State the number of lines below in which the word "maintenance" appears. Nothing else belongs in the answer.

** start of TASK INPUTS **

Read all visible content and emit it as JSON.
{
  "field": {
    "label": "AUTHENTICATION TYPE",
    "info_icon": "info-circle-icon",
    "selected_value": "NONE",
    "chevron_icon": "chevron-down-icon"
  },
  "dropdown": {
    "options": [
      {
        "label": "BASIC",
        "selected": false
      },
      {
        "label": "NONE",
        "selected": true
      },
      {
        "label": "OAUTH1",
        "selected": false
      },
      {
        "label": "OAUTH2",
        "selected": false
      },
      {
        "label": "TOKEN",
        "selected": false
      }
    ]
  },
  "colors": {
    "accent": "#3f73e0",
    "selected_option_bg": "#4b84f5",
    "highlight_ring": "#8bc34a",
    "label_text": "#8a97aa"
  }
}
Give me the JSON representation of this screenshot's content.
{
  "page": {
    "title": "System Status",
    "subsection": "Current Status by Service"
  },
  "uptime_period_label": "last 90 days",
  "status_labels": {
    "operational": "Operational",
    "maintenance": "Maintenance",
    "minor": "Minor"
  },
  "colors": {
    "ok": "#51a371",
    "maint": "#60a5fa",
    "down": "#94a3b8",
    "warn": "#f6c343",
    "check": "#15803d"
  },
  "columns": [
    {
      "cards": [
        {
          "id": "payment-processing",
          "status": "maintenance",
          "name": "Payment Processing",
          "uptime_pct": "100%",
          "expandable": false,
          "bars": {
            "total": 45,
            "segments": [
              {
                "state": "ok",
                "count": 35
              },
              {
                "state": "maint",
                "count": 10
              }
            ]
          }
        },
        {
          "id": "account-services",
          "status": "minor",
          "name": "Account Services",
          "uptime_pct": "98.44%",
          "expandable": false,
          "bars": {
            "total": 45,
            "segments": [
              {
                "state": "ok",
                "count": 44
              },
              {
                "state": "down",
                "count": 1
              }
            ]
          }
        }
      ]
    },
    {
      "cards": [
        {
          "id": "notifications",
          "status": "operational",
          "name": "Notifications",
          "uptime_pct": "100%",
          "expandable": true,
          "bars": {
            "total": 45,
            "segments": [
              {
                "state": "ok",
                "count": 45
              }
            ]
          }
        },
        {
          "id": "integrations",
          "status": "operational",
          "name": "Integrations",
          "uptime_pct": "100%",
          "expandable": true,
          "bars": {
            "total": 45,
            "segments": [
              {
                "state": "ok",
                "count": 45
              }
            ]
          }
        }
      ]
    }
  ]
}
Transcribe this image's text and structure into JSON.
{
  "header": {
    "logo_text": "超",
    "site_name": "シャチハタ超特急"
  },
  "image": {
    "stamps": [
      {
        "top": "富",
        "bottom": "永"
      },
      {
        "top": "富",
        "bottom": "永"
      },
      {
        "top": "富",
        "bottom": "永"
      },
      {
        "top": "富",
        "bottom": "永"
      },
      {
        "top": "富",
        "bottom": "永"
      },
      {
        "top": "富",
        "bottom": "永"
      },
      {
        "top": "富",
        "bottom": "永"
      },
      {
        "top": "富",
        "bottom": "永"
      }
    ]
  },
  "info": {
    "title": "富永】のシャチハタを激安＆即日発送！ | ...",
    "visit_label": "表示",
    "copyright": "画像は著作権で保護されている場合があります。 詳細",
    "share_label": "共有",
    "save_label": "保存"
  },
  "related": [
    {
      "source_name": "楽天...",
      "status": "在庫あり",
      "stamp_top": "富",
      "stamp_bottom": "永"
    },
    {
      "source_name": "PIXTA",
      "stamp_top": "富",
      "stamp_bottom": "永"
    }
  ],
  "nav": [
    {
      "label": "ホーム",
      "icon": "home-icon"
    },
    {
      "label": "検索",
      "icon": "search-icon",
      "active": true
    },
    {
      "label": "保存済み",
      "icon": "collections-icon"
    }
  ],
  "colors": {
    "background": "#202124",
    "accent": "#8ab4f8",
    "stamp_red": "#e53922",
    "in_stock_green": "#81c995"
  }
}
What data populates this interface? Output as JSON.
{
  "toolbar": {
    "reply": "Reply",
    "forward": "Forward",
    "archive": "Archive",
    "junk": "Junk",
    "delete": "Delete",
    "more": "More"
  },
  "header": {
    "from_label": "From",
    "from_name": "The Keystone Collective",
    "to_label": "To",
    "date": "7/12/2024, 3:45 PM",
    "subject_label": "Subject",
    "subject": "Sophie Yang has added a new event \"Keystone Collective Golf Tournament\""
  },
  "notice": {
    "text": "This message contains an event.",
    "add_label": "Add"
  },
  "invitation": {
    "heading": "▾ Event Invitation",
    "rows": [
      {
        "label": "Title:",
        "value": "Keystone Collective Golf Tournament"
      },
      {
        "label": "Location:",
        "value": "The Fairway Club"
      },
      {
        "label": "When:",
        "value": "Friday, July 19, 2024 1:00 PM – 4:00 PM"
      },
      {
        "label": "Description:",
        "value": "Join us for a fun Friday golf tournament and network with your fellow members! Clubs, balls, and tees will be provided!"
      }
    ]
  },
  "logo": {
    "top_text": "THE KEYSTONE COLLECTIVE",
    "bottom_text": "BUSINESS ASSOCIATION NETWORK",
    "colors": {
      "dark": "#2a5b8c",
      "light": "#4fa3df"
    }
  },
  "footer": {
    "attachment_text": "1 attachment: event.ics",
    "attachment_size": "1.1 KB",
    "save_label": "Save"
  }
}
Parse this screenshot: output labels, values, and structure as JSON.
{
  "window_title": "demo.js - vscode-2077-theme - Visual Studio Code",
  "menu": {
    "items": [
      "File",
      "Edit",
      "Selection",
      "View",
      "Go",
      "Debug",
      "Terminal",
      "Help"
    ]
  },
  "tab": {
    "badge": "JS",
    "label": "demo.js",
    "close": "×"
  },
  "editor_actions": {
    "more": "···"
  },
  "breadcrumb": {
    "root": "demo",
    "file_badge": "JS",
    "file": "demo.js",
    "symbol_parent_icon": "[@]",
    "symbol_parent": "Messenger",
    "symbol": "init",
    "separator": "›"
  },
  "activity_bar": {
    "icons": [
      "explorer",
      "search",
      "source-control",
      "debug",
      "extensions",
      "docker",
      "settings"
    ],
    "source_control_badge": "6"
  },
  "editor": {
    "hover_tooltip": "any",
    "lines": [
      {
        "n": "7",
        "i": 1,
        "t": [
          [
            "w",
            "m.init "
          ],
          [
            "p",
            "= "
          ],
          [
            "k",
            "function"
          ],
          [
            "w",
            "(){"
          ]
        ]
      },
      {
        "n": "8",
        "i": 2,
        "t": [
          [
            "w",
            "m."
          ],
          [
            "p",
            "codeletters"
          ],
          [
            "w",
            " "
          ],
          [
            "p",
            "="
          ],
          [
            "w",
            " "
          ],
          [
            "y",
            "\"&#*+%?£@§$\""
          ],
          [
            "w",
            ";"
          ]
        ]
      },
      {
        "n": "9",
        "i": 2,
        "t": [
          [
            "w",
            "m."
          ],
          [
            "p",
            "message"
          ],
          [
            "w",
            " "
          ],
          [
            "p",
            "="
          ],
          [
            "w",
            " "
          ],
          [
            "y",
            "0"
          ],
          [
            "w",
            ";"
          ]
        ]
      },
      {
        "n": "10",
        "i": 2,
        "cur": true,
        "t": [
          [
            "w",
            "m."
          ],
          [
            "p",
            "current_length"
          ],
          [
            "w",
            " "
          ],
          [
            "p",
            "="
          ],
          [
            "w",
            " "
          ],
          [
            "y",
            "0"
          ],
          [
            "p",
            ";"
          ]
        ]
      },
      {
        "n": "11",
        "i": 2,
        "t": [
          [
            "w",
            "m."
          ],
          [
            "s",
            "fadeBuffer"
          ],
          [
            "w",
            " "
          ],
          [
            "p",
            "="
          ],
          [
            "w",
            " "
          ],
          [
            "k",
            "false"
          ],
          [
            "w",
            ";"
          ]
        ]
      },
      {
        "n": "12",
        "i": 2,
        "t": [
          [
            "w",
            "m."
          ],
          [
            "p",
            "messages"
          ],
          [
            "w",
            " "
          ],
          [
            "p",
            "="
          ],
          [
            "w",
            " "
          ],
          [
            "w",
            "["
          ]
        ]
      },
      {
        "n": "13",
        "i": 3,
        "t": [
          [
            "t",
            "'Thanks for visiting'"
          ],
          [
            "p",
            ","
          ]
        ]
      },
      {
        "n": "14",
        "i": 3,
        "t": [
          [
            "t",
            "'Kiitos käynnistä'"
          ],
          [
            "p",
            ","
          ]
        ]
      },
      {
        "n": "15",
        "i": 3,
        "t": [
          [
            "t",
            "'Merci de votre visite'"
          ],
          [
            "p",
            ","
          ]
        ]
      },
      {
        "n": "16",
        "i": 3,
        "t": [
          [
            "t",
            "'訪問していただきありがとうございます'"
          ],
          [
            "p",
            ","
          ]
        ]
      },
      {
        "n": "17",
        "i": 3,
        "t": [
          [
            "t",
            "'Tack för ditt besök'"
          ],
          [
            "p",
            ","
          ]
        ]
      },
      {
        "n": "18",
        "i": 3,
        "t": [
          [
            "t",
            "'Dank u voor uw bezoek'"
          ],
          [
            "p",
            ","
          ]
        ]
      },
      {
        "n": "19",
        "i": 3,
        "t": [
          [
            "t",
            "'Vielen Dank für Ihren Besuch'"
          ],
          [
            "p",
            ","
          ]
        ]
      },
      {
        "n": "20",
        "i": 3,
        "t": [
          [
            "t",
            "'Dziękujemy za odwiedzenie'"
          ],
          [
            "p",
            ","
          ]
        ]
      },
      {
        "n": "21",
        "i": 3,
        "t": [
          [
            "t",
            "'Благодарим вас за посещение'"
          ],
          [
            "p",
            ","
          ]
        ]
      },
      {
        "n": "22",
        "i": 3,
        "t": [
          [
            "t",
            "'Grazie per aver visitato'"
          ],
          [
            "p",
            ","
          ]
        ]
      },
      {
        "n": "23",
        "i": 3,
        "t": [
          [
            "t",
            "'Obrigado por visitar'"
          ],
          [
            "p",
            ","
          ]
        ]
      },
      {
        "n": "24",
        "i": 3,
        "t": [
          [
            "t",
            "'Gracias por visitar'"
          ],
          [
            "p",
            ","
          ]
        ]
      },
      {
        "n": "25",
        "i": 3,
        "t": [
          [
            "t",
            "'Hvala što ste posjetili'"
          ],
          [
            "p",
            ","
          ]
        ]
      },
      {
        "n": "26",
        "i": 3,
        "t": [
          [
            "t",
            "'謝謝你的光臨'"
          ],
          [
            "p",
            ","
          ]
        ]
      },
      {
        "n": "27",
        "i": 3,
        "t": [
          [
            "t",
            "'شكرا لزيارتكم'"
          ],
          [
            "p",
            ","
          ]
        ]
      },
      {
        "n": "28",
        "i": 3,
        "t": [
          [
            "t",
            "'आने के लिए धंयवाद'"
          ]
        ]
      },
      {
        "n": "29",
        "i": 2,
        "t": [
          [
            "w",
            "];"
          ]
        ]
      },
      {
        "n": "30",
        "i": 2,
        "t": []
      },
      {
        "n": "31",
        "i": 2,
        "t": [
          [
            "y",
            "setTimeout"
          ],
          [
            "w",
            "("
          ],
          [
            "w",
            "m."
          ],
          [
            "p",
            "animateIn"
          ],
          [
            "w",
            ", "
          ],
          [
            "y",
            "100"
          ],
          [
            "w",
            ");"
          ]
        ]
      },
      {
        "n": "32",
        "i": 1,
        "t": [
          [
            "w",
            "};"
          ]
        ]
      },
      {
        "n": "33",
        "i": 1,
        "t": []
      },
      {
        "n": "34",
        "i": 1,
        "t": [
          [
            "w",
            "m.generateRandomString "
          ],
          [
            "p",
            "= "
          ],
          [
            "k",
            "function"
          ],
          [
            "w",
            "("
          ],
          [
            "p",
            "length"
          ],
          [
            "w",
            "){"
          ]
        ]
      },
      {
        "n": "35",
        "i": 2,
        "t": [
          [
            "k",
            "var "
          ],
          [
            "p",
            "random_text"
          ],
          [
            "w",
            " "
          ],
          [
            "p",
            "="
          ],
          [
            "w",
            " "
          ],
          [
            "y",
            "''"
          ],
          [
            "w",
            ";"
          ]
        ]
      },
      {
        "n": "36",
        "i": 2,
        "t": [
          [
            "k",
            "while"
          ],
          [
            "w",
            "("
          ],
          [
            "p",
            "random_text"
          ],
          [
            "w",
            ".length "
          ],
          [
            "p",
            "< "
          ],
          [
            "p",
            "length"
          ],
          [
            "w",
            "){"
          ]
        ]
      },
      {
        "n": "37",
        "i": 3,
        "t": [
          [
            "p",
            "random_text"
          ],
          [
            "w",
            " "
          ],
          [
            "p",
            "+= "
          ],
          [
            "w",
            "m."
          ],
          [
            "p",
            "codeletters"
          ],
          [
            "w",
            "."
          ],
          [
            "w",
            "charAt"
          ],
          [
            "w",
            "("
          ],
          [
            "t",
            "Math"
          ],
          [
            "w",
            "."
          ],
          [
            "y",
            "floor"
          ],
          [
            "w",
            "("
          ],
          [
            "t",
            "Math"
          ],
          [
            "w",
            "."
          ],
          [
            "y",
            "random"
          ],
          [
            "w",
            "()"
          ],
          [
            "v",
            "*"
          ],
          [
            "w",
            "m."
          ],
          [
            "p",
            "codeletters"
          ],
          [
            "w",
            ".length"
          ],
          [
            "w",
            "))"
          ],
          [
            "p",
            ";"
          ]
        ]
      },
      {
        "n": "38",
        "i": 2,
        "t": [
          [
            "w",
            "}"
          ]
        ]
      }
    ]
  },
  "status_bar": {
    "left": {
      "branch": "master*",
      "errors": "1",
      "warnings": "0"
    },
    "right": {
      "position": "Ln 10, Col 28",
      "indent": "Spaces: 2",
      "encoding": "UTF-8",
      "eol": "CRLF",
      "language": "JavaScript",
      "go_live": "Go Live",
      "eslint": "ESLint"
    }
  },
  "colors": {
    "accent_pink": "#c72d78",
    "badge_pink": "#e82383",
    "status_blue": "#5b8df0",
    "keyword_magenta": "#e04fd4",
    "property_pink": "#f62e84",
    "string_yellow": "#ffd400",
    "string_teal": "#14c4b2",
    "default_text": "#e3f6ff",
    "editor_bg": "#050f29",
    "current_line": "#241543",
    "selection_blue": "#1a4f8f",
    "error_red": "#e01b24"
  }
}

** end of TASK INPUTS **

◆ FULL ANSWER ◆
2